═══ Data records

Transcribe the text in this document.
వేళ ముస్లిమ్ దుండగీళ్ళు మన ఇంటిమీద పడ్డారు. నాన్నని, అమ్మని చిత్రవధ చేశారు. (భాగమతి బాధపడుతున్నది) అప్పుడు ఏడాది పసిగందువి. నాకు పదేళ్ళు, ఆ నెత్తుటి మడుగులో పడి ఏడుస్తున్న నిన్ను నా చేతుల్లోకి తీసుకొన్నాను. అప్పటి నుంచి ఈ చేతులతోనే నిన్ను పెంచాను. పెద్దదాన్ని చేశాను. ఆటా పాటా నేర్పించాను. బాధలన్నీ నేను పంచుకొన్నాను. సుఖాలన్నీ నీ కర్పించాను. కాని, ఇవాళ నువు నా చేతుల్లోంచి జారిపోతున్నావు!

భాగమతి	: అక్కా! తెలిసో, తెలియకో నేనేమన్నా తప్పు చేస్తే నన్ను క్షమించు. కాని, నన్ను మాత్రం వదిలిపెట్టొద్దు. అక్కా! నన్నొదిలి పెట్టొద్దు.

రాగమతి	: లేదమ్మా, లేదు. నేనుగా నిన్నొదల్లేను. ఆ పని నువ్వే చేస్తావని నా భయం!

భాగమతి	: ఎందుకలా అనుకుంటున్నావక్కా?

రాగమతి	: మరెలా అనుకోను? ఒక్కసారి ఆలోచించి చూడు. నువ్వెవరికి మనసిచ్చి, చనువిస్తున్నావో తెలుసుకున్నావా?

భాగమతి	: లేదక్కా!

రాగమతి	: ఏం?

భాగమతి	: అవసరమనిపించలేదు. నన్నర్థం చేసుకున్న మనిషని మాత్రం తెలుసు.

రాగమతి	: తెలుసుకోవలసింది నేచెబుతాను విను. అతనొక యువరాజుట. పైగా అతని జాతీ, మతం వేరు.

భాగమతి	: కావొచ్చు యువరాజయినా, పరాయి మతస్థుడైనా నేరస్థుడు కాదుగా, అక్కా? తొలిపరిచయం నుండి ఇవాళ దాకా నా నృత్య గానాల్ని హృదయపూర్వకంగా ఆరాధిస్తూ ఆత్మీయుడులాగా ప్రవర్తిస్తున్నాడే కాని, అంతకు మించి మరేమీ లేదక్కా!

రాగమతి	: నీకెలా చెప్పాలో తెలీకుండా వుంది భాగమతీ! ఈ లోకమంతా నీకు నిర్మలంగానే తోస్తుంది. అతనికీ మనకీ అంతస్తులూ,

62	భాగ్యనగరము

══════
═══ Data records

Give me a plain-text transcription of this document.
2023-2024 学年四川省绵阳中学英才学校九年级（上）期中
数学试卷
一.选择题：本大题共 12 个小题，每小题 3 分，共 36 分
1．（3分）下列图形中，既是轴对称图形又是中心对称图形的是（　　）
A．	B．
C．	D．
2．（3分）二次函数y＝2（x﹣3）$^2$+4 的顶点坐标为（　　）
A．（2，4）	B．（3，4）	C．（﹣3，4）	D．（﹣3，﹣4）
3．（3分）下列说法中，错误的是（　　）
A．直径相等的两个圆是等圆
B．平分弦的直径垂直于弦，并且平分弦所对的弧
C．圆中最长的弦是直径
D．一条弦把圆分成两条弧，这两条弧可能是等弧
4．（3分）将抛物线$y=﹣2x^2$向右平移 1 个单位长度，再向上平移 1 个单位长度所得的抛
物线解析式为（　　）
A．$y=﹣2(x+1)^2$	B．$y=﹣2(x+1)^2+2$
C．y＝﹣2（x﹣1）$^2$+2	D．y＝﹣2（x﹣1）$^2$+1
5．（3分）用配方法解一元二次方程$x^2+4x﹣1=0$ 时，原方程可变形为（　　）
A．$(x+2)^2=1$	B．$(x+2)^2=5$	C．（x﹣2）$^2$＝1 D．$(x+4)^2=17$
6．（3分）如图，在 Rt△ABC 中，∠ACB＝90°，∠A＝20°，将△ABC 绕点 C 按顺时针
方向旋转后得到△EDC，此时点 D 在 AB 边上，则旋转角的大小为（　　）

══════

■ **Description of the task**:
Find each line with the string "this" and copy it out.

■ **The solution**:
Transcribe the text in this document.
Give me a plain-text transcription of this document.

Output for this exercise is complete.